* Task: Search the records that follow and extract every line containing the string "Harga".

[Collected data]
________________

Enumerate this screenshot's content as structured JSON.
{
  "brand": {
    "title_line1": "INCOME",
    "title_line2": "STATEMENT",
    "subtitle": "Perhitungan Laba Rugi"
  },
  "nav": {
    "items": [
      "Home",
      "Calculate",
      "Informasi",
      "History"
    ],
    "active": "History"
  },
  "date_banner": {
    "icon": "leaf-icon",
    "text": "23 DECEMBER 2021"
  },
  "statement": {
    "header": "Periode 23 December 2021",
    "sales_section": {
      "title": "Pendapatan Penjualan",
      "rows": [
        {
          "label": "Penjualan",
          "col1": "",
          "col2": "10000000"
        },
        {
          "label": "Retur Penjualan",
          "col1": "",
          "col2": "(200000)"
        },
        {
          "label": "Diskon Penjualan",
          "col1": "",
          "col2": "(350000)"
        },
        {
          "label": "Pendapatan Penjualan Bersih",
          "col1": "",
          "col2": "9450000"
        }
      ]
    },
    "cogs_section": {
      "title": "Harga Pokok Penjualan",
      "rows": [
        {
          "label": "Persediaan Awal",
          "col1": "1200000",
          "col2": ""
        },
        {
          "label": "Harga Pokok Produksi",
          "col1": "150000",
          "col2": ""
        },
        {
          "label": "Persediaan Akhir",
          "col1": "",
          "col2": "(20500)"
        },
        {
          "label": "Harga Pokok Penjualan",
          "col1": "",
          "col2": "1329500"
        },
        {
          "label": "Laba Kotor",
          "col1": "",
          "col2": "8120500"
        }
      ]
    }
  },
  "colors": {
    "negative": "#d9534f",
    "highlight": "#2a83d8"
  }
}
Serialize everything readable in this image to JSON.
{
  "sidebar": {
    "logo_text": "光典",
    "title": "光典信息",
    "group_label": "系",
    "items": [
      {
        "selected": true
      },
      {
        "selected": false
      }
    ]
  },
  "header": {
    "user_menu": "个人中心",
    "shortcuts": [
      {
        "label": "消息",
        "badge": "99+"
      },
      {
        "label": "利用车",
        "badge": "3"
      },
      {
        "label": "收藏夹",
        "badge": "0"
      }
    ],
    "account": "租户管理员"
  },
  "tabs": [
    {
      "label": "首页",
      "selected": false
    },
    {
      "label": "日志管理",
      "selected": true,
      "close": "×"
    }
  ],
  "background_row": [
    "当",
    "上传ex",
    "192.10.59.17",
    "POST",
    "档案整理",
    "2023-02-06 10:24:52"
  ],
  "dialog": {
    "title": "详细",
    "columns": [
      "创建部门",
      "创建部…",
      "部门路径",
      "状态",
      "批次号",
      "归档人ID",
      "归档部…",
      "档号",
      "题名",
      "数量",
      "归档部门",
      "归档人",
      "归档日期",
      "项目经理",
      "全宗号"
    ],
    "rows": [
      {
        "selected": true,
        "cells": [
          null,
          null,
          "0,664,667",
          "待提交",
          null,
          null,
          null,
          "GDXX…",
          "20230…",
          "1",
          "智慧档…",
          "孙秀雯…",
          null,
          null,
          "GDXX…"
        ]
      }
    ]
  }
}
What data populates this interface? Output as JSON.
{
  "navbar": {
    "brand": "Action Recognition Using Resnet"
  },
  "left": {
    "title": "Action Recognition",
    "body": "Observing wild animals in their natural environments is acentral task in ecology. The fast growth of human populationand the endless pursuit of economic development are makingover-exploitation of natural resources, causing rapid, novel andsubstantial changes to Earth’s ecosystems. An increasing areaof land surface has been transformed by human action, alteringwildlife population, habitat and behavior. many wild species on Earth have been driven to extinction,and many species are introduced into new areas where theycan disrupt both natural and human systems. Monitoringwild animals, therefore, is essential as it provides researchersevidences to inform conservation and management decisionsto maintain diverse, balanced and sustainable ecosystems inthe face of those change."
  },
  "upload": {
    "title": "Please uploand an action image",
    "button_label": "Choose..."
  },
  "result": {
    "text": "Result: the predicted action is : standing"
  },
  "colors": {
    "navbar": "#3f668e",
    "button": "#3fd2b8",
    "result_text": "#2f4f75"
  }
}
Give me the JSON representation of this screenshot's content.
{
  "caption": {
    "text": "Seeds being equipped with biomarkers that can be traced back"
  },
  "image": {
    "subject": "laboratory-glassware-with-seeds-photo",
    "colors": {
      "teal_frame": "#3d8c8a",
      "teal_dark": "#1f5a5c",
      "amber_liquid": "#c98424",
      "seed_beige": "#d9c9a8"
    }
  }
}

________________

* Exercise answer:
      "title": "Harga Pokok Penjualan",
          "label": "Harga Pokok Produksi",
          "label": "Harga Pokok Penjualan",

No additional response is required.